• PROBLEM:
State how many lines in the entries below contain "블렌더를". Write nothing but the number.

• RECORDS SHOWN:
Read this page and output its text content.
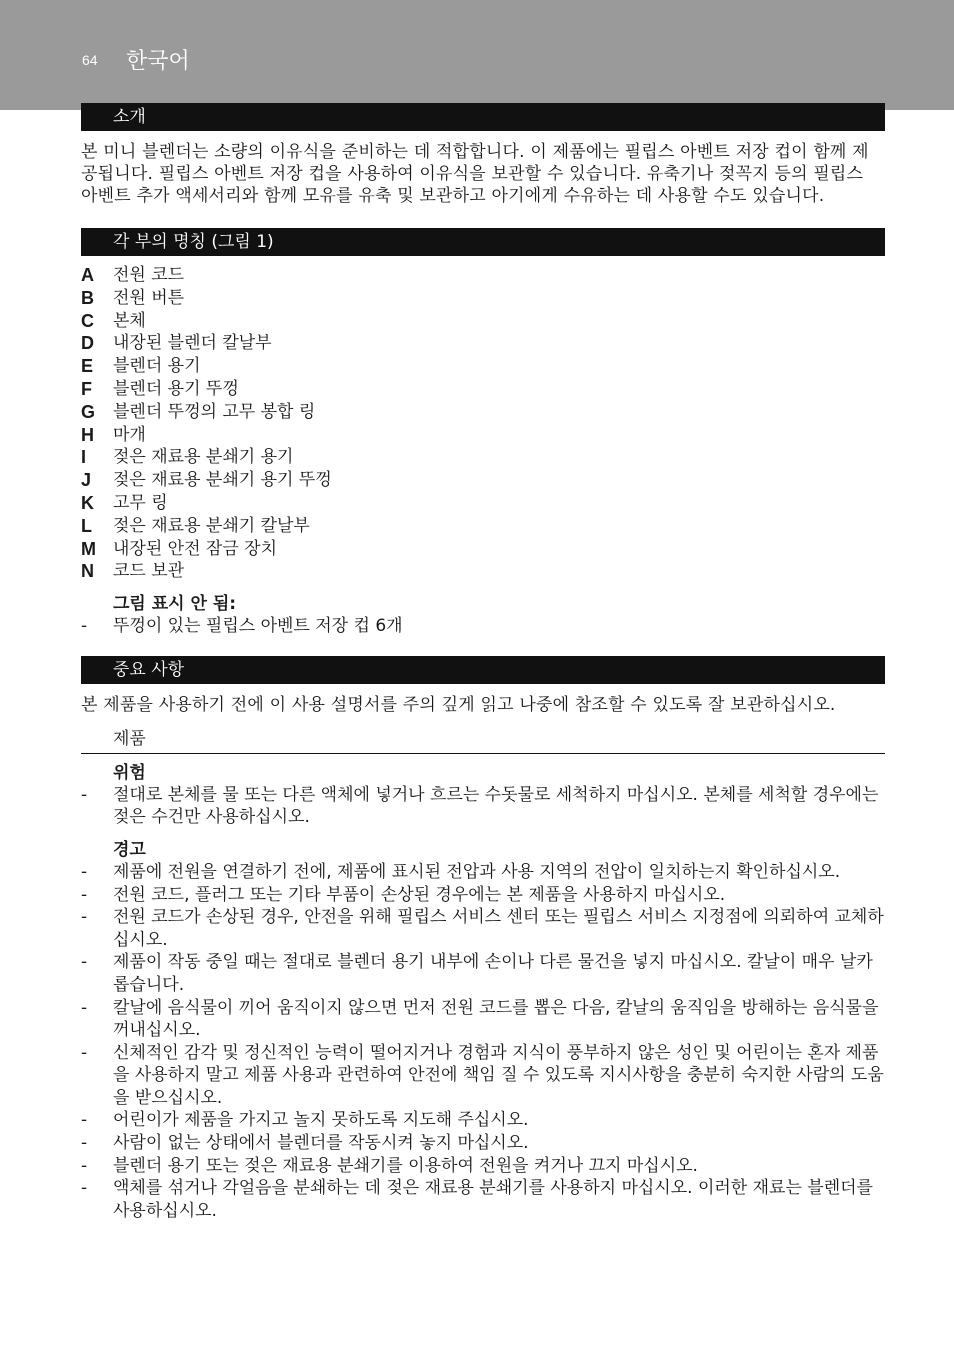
64 한국어
소개

본 미니 블렌더는 소량의 이유식을 준비하는 데 적합합니다. 이 제품에는 필립스 아벤트 저장 컵이 함께 제공됩니다. 필립스 아벤트 저장 컵을 사용하여 이유식을 보관할 수 있습니다. 유축기나 젖꼭지 등의 필립스 아벤트 추가 액세서리와 함께 모유를 유축 및 보관하고 아기에게 수유하는 데 사용할 수도 있습니다.

각 부의 명칭 (그림 1)
A 전원 코드
B 전원 버튼
C 본체
D 내장된 블렌더 칼날부
E 블렌더 용기
F 블렌더 용기 뚜껑
G 블렌더 뚜껑의 고무 봉합 링
H 마개
I 젖은 재료용 분쇄기 용기
J 젖은 재료용 분쇄기 용기 뚜껑
K 고무 링
L 젖은 재료용 분쇄기 칼날부
M 내장된 안전 잠금 장치
N 코드 보관

그림 표시 안 됨:

- 뚜껑이 있는 필립스 아벤트 저장 컵 6개
중요 사항

본 제품을 사용하기 전에 이 사용 설명서를 주의 깊게 읽고 나중에 참조할 수 있도록 잘 보관하십시오.

제품

위험

- 절대로 본체를 물 또는 다른 액체에 넣거나 흐르는 수돗물로 세척하지 마십시오. 본체를 세척할 경우에는 젖은 수건만 사용하십시오.

경고

- 제품에 전원을 연결하기 전에, 제품에 표시된 전압과 사용 지역의 전압이 일치하는지 확인하십시오.
- 전원 코드, 플러그 또는 기타 부품이 손상된 경우에는 본 제품을 사용하지 마십시오.
- 전원 코드가 손상된 경우, 안전을 위해 필립스 서비스 센터 또는 필립스 서비스 지정점에 의뢰하여 교체하십시오.
- 제품이 작동 중일 때는 절대로 블렌더 용기 내부에 손이나 다른 물건을 넣지 마십시오. 칼날이 매우 날카롭습니다.
- 칼날에 음식물이 끼어 움직이지 않으면 먼저 전원 코드를 뽑은 다음, 칼날의 움직임을 방해하는 음식물을 꺼내십시오.
- 신체적인 감각 및 정신적인 능력이 떨어지거나 경험과 지식이 풍부하지 않은 성인 및 어린이는 혼자 제품을 사용하지 말고 제품 사용과 관련하여 안전에 책임 질 수 있도록 지시사항을 충분히 숙지한 사람의 도움을 받으십시오.
- 어린이가 제품을 가지고 놀지 못하도록 지도해 주십시오.
- 사람이 없는 상태에서 블렌더를 작동시켜 놓지 마십시오.
- 블렌더 용기 또는 젖은 재료용 분쇄기를 이용하여 전원을 켜거나 끄지 마십시오.
- 액체를 섞거나 각얼음을 분쇄하는 데 젖은 재료용 분쇄기를 사용하지 마십시오. 이러한 재료는 블렌더를 사용하십시오.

• COMPLETE OUTPUT:
2